• [Source extract]
Anti-inflammatory effects of Edaravone and Scutellarin in activated microglia in experimentally induced ischemia injury in rats and in BV-2 microglia.

BACKGROUND

In response to cerebral ischemia, activated microglia release excessive inflammatory mediators which contribute to neuronal damage. Therefore, inhibition of microglial over-activation could be a therapeutic strategy to alleviate various microglia-mediated neuroinflammation. This study was aimed to elucidate the anti-inflammatory effects of Scutellarin and Edaravone given either singly, or in combination in activated microglia in rats subjected to middle cerebral artery occlusion (MCAO), and in lipopolysaccharide (LPS)-induced BV-2 microglia. Expression of proinflammatory cytokines, including tumor necrosis factor-alpha (TNF-α), interleukin-1 beta (IL-1β), and inducible nitric oxide synthase (iNOS) was assessed by immunofluorescence staining and Western blot. Reactive oxygen species (ROS) and nitric oxide (NO) levels were determined by flow cytometry and fluorescence microscopy, respectively.

RESULTS

In vivo, both Edaravone and Scutellarin markedly reduced the infarct cerebral tissue area with the latter drug being more effective with the dosage used; furthermore, when used in combination the reduction was more substantial. Remarkably, a greater diminution in distribution of activated microglia was observed with the combined drug treatment which also attenuated the immunoexpression of TNF-α, IL-1β and iNOS to a greater extent as compared to the drugs given separately. In vitro, both drugs suppressed upregulated expression of inflammatory cytokines, iNOS, NO and ROS in LPS-induced BV-2 cells. Furthermore, Edaravone and Scutellarin in combination cumulatively diminished the expression levels of the inflammatory mediators being most pronounced for TNF-α as evidenced by Western blot.

CONCLUSION

The results suggest that Edaravone and Scutellarin effectively suppressed the inflammatory responses in activated microglia, with Scutellarin being more efficacious within the dosage range used. Moreover, when both drugs were used in combination, the infarct tissue area was reduced more extensively; also, microglia-mediated inflammatory mediators notably TNF-α expression was decreased cumulatively.

• [Excerpted records]
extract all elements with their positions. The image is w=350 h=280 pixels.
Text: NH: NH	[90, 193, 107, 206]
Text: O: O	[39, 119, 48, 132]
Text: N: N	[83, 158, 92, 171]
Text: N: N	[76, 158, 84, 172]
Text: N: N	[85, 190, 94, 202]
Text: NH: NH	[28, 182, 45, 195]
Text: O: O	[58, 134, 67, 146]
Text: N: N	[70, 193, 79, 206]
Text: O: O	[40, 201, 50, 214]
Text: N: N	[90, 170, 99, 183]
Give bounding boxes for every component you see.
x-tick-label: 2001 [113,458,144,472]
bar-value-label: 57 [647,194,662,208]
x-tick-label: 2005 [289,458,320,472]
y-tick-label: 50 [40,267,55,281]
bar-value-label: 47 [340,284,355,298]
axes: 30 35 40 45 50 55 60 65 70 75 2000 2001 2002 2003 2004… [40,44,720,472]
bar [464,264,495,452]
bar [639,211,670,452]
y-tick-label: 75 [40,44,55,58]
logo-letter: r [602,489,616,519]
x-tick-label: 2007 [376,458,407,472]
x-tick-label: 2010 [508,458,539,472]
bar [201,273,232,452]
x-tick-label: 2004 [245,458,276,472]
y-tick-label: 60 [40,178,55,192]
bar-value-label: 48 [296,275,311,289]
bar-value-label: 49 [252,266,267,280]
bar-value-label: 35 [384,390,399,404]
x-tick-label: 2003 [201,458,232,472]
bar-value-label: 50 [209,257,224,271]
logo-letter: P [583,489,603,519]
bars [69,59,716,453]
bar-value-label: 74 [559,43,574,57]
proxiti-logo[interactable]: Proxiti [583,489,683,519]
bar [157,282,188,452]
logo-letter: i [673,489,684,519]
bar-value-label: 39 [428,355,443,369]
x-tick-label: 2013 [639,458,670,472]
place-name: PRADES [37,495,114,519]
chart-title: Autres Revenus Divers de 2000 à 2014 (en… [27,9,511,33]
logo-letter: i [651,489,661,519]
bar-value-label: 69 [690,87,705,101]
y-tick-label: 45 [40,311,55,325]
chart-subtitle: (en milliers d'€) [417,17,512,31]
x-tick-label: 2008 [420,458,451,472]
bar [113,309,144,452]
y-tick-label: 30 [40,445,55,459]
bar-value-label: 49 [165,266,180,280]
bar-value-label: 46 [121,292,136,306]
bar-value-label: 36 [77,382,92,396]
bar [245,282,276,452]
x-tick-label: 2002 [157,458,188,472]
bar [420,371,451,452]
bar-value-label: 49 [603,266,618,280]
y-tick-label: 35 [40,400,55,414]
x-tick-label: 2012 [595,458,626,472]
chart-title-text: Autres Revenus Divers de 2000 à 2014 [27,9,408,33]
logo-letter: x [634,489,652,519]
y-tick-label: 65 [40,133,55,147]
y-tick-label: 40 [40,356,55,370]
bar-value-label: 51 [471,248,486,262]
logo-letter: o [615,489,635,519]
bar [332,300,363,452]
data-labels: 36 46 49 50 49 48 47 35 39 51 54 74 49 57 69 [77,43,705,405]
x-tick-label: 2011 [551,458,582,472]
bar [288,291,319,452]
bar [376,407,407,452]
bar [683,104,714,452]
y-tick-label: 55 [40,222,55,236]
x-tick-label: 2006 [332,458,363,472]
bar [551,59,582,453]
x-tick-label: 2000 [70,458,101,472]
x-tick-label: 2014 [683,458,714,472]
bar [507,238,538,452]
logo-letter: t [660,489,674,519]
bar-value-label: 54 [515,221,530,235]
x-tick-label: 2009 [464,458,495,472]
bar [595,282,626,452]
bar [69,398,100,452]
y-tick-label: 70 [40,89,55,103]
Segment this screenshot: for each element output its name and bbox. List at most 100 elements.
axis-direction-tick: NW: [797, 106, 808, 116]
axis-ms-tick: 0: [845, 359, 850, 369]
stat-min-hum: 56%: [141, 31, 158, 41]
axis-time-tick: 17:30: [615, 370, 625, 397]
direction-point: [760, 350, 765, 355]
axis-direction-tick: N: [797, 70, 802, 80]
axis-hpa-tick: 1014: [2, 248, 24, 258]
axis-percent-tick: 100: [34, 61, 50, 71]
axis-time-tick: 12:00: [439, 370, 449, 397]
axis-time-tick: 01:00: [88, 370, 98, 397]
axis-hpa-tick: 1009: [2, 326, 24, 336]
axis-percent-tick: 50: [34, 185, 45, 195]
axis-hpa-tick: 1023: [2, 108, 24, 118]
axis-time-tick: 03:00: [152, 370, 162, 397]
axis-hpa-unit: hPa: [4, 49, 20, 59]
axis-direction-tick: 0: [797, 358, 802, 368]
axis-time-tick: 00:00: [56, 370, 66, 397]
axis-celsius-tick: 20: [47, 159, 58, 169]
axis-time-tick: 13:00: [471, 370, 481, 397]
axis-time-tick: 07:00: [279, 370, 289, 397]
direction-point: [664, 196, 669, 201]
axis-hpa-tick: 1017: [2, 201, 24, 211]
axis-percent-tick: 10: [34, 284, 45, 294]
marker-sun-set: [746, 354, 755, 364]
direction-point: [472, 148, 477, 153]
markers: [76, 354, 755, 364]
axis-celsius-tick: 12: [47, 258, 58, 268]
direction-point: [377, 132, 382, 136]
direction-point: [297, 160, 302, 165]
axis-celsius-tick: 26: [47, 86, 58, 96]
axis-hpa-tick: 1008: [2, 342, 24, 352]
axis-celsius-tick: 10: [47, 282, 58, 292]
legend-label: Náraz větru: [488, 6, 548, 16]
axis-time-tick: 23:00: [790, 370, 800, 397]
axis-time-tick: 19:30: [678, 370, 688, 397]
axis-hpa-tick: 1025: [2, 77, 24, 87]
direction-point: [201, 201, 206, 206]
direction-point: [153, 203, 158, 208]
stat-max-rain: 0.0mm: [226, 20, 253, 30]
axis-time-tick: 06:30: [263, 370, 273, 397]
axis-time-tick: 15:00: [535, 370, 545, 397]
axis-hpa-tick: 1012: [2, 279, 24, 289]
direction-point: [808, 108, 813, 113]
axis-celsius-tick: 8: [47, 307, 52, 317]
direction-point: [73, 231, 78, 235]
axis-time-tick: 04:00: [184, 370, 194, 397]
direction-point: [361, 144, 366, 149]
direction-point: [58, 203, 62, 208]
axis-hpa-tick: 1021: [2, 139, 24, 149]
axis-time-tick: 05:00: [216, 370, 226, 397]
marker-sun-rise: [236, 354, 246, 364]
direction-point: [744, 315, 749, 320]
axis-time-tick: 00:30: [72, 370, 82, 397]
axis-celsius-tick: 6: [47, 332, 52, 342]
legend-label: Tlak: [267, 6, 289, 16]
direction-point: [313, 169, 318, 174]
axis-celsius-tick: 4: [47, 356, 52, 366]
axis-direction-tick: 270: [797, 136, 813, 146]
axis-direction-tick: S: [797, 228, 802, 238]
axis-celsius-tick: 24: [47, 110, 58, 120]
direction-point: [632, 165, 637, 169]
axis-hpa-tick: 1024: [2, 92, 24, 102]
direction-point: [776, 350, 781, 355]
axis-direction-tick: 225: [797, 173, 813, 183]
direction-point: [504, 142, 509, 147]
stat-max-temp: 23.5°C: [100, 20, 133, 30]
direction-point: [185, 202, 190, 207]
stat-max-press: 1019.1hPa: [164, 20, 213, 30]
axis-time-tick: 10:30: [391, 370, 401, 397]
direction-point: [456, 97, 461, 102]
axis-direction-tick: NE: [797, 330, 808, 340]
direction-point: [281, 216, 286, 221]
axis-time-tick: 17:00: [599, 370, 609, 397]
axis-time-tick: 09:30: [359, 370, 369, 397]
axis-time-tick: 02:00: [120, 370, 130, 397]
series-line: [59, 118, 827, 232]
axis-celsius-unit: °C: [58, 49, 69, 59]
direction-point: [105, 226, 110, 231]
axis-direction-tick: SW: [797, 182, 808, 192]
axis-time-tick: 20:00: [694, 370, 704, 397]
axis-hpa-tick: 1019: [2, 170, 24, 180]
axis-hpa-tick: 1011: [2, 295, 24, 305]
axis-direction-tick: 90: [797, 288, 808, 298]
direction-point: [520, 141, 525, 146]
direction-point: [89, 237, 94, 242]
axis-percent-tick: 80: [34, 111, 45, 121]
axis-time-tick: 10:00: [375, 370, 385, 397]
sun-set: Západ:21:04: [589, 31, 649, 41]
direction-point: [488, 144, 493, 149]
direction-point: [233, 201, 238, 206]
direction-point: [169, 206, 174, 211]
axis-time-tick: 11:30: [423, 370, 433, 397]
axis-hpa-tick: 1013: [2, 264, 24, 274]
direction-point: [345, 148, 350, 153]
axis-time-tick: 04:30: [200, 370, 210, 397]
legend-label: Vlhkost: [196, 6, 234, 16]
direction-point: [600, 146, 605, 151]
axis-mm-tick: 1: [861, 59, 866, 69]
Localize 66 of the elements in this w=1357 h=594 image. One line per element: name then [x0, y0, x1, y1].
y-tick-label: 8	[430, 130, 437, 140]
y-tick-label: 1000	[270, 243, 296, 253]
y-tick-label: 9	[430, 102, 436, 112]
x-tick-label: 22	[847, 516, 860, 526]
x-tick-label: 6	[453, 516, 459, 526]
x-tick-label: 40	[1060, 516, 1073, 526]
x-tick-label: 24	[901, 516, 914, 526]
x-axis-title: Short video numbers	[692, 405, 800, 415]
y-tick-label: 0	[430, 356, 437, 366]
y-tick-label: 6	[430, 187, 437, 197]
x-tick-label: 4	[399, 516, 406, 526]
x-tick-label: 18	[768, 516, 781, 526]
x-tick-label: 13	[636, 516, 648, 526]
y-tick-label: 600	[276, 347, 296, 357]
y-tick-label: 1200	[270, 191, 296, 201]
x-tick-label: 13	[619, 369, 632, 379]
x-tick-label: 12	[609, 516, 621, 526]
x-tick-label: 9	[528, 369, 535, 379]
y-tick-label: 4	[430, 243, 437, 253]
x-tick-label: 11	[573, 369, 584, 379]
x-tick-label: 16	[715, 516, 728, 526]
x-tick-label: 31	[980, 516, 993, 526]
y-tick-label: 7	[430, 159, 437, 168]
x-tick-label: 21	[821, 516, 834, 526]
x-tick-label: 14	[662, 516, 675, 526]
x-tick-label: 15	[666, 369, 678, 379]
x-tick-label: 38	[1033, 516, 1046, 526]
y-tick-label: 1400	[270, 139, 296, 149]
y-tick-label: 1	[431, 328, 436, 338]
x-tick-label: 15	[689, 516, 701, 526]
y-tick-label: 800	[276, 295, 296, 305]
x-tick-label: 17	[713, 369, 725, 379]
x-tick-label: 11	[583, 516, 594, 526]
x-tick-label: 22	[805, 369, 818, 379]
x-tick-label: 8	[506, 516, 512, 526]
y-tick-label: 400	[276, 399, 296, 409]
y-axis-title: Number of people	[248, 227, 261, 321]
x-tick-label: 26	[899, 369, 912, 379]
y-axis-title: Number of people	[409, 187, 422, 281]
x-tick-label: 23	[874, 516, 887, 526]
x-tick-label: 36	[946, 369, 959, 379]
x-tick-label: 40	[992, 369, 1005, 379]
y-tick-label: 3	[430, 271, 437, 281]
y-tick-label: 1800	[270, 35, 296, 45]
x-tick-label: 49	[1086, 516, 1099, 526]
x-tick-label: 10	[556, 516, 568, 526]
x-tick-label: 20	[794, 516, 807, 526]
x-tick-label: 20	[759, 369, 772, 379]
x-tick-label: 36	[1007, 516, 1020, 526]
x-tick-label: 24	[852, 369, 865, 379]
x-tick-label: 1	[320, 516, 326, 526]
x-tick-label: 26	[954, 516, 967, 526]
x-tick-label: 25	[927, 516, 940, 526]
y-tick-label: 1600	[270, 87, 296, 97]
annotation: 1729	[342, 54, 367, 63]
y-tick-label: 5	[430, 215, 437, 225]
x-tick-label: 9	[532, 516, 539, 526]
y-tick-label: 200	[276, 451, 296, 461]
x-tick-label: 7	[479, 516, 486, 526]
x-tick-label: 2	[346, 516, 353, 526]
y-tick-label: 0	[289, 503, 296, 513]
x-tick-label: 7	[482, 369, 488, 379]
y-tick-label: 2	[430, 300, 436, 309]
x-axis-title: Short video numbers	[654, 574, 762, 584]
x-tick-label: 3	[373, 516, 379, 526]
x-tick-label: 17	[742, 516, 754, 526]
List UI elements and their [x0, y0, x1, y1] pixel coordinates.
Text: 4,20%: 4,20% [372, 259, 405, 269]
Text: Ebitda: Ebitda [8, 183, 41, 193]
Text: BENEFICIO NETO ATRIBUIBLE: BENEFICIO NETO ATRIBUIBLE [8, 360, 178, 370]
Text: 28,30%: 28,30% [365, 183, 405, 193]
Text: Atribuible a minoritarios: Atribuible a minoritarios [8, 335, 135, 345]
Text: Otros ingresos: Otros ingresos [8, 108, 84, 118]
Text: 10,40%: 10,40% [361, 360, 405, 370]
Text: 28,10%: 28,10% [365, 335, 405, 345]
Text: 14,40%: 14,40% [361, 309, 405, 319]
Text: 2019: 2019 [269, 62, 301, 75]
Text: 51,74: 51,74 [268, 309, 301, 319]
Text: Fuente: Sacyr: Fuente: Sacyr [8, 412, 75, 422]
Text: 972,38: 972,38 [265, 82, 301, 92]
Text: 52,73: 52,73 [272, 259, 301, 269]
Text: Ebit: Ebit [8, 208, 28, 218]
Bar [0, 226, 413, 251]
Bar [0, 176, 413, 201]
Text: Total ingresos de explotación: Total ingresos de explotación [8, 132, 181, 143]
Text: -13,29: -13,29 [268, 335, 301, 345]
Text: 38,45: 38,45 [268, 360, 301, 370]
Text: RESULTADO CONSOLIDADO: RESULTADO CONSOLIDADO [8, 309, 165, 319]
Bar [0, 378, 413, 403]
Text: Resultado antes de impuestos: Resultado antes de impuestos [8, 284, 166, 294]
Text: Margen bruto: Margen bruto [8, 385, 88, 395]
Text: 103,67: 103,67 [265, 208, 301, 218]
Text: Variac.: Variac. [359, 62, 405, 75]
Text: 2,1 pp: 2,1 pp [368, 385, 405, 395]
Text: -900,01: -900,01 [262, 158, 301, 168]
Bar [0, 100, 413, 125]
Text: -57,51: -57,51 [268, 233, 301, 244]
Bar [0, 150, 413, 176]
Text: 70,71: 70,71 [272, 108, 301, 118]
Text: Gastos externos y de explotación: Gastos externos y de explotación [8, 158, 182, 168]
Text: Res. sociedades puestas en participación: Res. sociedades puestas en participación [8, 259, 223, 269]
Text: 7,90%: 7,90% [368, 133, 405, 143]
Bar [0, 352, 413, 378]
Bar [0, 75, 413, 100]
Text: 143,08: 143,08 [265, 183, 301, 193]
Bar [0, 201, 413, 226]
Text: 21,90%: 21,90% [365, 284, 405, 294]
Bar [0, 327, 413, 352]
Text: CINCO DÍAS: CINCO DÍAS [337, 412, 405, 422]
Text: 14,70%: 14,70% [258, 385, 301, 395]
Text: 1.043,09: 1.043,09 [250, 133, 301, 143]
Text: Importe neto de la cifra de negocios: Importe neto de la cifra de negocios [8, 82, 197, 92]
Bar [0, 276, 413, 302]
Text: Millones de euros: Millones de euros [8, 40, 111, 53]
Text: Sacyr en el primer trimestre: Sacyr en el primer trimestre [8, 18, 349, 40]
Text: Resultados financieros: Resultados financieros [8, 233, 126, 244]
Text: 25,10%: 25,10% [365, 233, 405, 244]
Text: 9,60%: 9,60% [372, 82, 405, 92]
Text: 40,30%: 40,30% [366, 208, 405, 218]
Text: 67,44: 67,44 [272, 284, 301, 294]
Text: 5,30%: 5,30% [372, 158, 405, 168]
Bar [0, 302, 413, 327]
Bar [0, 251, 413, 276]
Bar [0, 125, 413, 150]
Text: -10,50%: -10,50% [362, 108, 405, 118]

• [Things to do]
a) List every laboratory technique that the abstract on Edaravone and Scutellarin names for assessing or measuring its outcomes.
b) Reproduce word for word the passage of the abstract on Edaravone and Scutellarin starting at "Anti-inflammatory effects of Edaravone" and ending at "in BV-2 microglia.".
The entries have no role in this work.

• [Answer set]
a) Immunofluorescence staining, Western blot, flow cytometry, fluorescence microscopy

b)
Anti-inflammatory effects of Edaravone and Scutellarin in activated microglia in experimentally induced ischemia injury in rats and in BV-2 microglia.